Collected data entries
* begin *

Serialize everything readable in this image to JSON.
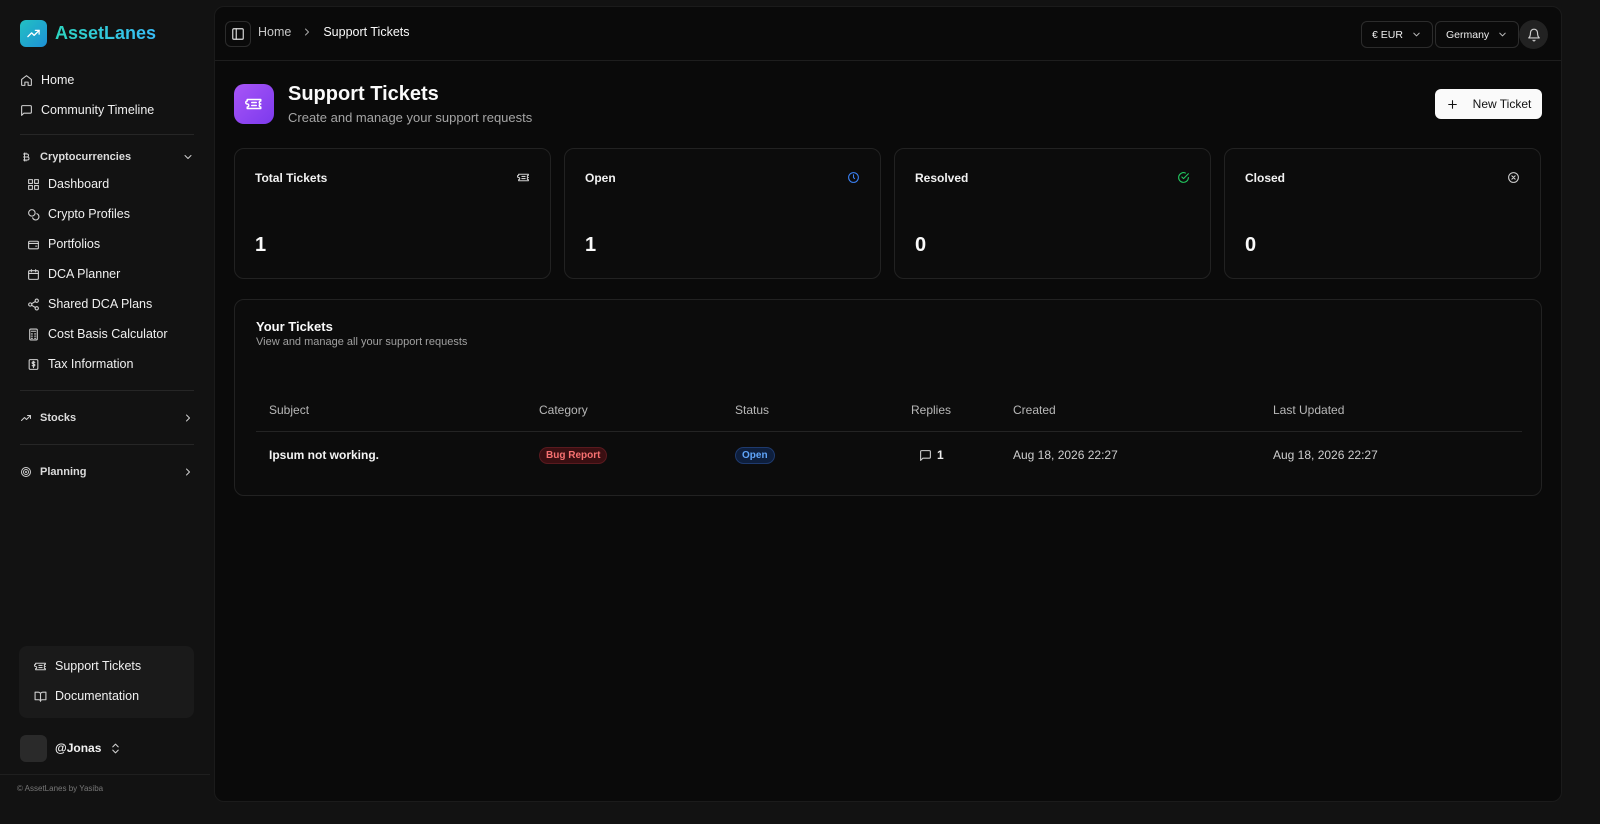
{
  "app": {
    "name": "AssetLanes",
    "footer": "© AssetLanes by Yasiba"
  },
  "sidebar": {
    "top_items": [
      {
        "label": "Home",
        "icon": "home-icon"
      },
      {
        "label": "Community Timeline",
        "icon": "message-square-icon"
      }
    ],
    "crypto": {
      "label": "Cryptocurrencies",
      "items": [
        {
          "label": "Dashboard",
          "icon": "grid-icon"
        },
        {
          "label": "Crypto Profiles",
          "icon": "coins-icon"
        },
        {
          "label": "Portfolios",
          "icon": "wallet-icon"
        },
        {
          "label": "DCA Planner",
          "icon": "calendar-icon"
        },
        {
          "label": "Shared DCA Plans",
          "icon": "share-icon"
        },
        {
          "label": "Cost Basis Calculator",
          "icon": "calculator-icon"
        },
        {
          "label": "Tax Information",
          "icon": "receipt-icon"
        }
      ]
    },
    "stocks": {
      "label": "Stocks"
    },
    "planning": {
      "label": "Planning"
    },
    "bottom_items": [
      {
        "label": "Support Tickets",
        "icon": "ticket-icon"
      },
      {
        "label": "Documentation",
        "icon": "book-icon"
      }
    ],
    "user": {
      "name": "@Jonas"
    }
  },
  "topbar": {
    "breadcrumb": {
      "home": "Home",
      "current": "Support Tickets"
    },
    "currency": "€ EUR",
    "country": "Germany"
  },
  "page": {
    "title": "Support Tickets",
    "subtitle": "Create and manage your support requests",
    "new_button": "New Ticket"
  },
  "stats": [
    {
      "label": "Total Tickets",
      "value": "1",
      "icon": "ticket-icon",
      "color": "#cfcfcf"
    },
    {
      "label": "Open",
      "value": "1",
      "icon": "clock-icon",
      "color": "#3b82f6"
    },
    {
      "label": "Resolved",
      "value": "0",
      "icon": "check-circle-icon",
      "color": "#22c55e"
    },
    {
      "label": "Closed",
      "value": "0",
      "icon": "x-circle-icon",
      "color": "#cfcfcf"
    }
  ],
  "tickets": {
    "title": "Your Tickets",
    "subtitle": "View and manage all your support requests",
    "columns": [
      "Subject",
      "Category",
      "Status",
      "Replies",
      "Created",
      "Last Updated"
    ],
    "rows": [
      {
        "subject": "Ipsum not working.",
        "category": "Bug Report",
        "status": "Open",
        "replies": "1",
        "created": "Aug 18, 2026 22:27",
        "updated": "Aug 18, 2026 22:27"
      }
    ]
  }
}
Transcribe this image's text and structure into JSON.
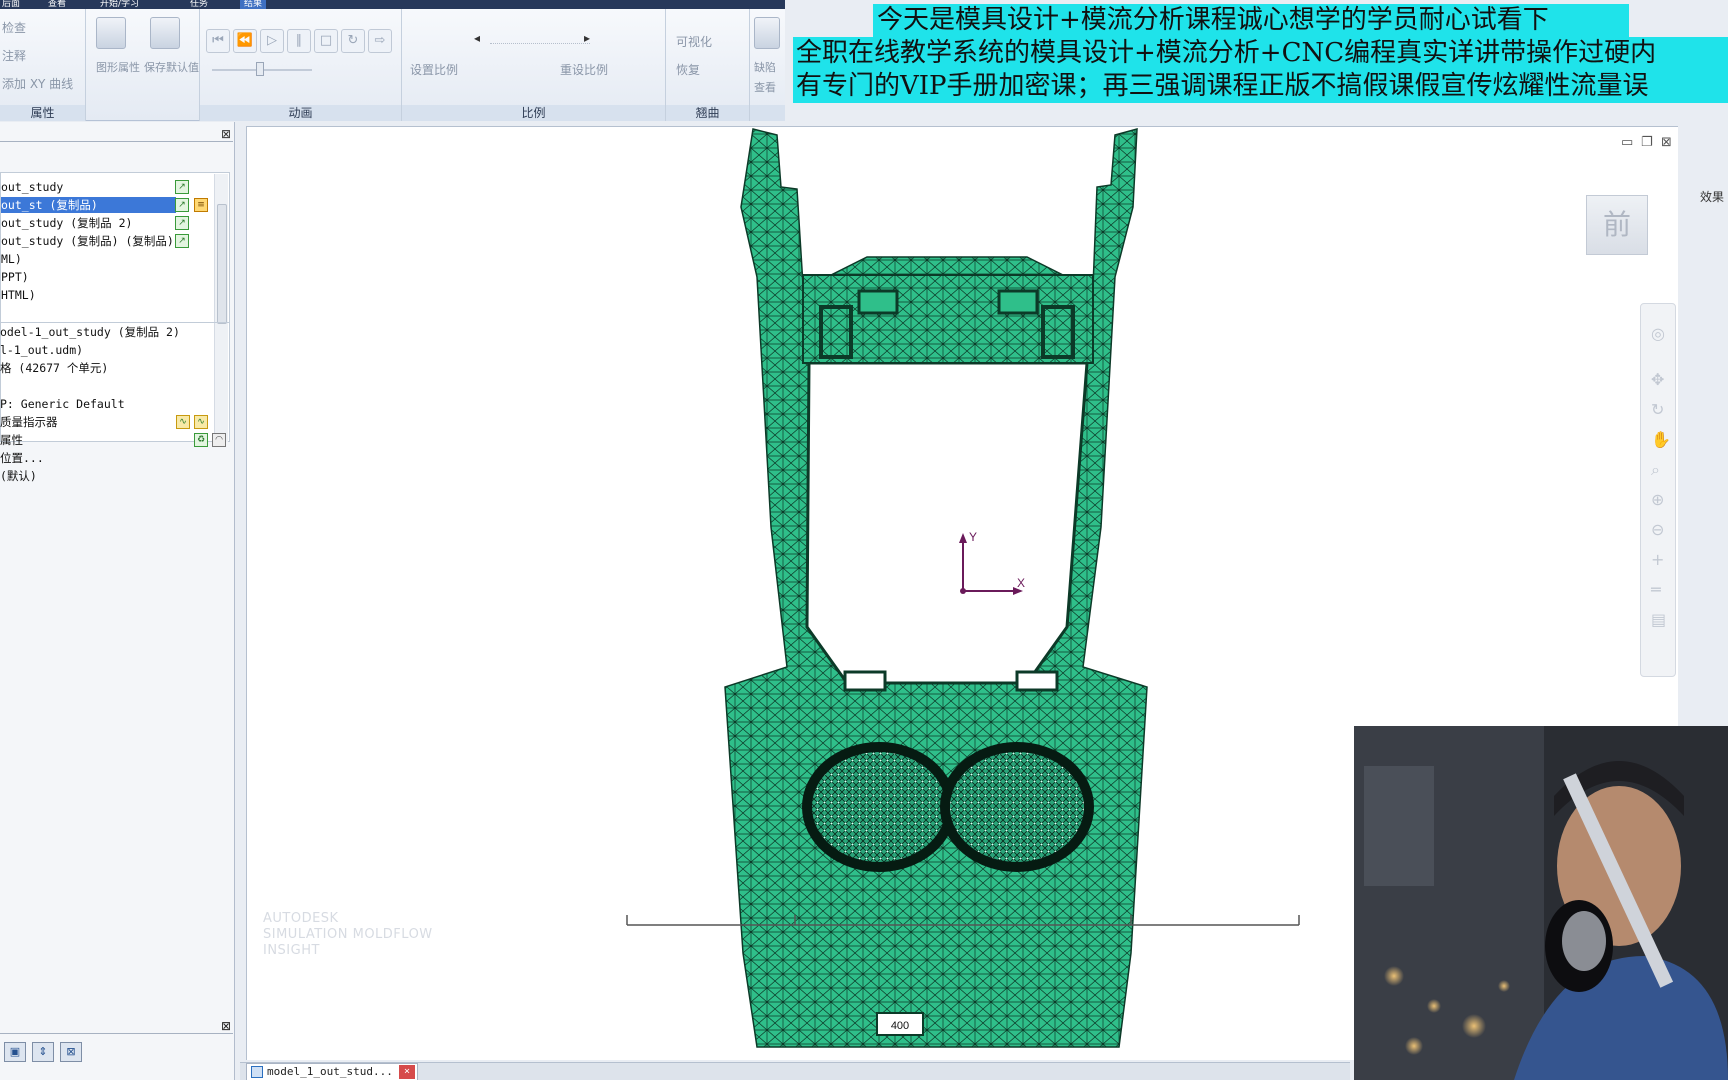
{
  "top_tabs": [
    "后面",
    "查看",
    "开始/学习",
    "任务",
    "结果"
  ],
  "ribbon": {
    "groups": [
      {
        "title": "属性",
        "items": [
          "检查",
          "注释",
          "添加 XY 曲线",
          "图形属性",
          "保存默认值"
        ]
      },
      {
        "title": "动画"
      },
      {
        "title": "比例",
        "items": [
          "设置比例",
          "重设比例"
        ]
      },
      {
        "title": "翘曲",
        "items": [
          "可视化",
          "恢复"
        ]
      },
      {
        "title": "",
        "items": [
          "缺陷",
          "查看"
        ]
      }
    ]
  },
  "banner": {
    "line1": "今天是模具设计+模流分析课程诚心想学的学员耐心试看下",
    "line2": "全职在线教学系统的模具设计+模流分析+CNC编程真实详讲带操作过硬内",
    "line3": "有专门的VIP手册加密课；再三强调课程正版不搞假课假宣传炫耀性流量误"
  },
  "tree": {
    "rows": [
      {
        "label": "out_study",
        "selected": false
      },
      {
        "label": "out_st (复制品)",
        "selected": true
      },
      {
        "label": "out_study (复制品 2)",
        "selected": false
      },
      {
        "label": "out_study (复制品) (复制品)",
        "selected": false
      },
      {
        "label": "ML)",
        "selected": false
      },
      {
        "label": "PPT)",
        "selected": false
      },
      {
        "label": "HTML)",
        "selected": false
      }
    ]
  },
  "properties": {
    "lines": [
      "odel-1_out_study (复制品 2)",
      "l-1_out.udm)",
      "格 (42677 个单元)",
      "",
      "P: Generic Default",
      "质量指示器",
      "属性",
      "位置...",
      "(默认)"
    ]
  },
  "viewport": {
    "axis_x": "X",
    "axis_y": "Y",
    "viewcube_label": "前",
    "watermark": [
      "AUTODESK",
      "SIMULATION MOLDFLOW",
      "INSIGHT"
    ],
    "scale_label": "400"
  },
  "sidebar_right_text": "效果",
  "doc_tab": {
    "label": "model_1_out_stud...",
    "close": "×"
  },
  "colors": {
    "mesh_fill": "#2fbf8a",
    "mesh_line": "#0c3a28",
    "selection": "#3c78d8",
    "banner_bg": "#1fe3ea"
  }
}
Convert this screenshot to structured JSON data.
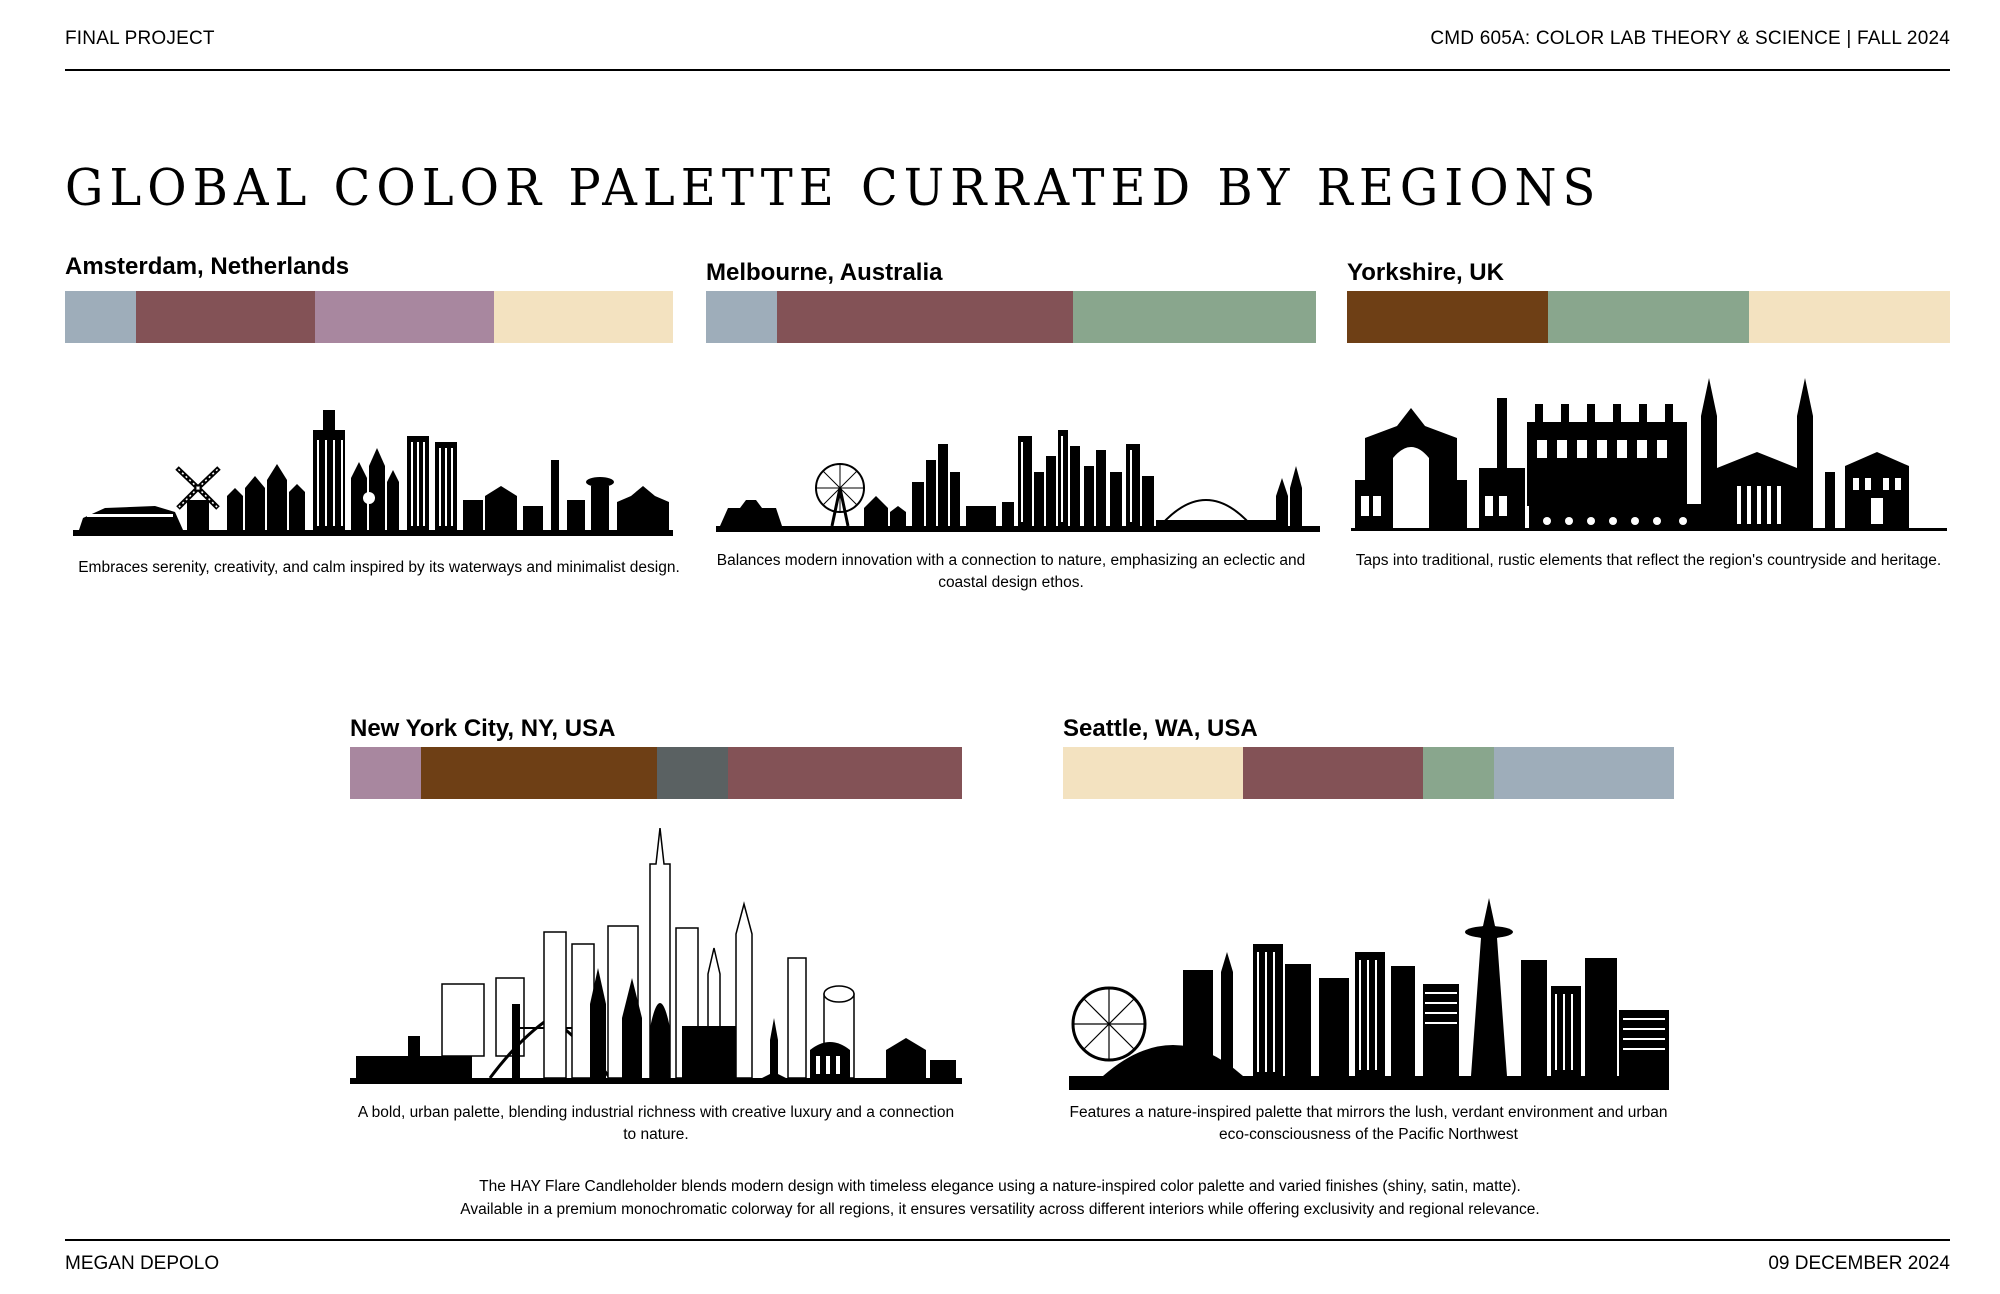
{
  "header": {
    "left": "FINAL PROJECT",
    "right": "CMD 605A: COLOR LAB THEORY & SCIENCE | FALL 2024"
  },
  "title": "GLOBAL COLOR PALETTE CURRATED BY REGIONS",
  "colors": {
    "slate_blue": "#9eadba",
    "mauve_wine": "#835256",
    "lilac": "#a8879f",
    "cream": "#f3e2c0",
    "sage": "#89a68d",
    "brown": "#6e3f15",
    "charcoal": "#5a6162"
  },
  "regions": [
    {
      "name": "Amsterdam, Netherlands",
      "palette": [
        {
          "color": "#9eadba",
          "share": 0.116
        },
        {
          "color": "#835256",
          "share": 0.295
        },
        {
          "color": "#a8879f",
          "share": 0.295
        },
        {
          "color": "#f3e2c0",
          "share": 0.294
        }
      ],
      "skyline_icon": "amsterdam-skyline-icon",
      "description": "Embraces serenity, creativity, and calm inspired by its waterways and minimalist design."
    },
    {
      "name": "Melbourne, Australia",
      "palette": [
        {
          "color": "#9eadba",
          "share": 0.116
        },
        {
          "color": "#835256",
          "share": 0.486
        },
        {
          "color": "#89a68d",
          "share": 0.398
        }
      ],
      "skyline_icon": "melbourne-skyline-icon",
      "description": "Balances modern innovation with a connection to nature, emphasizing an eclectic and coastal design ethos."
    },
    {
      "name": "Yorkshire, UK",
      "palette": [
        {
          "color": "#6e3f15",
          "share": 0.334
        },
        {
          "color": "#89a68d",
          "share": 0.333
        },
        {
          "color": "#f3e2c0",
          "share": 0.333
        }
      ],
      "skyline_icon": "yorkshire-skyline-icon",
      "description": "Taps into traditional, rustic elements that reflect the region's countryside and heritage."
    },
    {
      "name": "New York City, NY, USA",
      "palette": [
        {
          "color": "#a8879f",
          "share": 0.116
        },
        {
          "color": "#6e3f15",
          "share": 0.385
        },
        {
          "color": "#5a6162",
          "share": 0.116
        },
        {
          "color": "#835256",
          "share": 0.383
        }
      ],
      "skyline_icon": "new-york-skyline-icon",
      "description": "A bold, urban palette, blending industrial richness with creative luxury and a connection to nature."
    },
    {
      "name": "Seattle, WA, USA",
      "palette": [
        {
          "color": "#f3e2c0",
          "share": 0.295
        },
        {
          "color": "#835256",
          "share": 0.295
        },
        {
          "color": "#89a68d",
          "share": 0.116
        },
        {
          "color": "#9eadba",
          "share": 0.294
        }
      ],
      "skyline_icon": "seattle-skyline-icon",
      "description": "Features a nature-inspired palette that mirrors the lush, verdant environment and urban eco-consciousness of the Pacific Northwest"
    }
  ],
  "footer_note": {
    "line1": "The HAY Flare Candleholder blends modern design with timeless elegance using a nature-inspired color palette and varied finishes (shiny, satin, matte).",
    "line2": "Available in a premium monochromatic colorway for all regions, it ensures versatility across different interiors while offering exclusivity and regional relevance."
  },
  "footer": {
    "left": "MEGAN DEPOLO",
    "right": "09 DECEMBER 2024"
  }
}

* end *

**EXERCISE DETAILS**
Find each line that has the word "design", then copy it out.

**WRITTEN ANSWER**
      "description": "Embraces serenity, creativity, and calm inspired by its waterways and minimalist design."
      "description": "Balances modern innovation with a connection to nature, emphasizing an eclectic and coastal design ethos."
    "line1": "The HAY Flare Candleholder blends modern design with timeless elegance using a nature-inspired color palette and varied finishes (shiny, satin, matte).",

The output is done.